• **Problem requirements**: Search the material for "NATIONAL" and show all lines that contain it.

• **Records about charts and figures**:
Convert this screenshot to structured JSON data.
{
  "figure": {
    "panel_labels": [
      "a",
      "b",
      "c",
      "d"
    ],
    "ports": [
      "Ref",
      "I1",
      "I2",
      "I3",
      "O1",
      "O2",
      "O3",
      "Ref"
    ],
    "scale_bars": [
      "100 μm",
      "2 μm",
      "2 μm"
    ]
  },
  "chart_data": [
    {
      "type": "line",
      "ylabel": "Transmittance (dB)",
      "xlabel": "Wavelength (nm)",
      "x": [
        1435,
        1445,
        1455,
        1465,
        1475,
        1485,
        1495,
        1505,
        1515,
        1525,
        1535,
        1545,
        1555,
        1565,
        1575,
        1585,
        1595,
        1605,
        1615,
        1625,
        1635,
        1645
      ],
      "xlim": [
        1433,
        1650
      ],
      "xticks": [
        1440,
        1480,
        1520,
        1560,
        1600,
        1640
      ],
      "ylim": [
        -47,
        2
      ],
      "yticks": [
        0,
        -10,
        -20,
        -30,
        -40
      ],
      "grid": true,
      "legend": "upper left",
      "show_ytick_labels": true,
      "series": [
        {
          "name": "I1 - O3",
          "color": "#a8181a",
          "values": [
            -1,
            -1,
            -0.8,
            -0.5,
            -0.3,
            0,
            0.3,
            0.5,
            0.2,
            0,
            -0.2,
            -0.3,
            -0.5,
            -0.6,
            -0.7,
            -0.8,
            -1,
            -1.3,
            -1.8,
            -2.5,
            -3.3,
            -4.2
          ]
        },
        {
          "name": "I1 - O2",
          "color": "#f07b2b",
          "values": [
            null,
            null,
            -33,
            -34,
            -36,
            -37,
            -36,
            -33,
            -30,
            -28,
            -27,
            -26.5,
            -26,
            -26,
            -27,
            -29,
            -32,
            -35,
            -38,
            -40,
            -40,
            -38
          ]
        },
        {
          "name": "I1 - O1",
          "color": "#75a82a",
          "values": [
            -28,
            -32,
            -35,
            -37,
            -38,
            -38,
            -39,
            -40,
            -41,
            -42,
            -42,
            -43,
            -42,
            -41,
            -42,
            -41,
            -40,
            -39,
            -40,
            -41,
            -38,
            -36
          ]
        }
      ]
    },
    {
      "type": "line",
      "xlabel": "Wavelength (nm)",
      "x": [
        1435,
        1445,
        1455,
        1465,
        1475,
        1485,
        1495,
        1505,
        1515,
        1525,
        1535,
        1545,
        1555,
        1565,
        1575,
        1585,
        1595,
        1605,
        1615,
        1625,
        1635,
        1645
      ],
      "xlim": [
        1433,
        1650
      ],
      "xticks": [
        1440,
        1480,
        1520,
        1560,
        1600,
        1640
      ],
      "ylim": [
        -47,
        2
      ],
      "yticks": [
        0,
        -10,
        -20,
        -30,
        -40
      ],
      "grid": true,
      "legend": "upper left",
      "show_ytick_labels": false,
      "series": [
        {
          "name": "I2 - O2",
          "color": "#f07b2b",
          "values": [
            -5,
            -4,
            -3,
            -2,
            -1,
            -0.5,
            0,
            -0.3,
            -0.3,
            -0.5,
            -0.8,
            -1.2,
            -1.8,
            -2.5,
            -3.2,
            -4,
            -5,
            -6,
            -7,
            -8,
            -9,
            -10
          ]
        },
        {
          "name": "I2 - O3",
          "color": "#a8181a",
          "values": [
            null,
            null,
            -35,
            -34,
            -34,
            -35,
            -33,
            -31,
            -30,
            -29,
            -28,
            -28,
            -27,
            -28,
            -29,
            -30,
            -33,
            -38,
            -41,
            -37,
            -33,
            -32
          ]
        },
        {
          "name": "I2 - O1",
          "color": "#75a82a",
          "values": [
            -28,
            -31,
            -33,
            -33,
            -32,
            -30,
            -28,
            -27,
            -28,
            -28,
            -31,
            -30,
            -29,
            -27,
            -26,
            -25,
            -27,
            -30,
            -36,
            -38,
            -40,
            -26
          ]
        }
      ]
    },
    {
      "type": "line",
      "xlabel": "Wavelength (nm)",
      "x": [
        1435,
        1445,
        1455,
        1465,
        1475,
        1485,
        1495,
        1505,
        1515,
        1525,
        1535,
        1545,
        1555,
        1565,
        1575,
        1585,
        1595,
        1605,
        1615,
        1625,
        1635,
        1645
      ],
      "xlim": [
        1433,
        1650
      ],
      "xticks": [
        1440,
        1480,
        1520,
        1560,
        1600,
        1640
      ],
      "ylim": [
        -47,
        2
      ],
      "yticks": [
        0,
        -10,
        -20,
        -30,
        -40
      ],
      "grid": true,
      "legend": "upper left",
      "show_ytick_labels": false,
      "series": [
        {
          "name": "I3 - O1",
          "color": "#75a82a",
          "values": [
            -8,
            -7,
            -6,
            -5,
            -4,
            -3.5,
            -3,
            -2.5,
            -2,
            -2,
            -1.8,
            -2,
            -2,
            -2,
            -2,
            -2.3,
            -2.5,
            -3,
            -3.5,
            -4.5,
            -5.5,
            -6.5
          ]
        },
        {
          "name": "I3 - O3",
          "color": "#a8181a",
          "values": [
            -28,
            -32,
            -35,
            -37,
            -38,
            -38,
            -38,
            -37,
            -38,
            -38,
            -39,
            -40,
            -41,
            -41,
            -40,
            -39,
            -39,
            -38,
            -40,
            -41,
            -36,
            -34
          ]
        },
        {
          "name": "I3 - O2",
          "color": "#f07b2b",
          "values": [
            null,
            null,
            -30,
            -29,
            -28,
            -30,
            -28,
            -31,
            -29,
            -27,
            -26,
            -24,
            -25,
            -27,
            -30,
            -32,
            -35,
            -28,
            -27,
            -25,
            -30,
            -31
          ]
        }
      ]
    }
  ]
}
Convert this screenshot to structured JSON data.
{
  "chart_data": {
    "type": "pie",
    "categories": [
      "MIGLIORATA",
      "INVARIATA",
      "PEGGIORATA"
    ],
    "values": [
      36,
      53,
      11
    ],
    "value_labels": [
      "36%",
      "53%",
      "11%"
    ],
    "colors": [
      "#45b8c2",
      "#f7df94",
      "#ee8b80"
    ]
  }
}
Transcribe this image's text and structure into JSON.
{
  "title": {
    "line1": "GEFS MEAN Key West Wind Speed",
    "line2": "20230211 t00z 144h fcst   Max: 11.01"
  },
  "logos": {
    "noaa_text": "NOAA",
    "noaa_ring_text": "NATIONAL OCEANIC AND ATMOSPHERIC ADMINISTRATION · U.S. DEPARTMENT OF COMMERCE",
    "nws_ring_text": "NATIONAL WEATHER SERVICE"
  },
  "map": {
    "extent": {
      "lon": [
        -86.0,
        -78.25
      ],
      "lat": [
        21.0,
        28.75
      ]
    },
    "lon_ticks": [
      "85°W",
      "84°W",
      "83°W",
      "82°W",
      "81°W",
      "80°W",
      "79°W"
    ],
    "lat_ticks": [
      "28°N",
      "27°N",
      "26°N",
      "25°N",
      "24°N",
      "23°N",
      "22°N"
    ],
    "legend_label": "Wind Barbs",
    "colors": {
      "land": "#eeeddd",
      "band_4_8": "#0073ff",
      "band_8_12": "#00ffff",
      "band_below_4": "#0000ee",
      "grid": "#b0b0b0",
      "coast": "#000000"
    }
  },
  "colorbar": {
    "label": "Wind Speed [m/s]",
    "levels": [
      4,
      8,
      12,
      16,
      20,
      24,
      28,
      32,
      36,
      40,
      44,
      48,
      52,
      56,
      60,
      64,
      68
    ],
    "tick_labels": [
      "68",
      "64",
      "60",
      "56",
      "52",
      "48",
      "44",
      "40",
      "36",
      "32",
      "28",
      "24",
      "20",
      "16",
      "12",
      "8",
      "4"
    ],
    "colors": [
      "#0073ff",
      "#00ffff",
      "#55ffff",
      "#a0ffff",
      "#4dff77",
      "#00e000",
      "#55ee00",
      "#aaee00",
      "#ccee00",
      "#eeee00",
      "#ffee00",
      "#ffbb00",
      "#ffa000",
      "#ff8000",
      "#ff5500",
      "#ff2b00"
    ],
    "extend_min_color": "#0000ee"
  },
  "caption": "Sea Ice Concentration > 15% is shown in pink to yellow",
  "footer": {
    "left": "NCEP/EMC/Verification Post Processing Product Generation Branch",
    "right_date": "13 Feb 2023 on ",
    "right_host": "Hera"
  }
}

• **Solution to this task**:
    "noaa_ring_text": "NATIONAL OCEANIC AND ATMOSPHERIC ADMINISTRATION · U.S. DEPARTMENT OF COMMERCE",
    "nws_ring_text": "NATIONAL WEATHER SERVICE"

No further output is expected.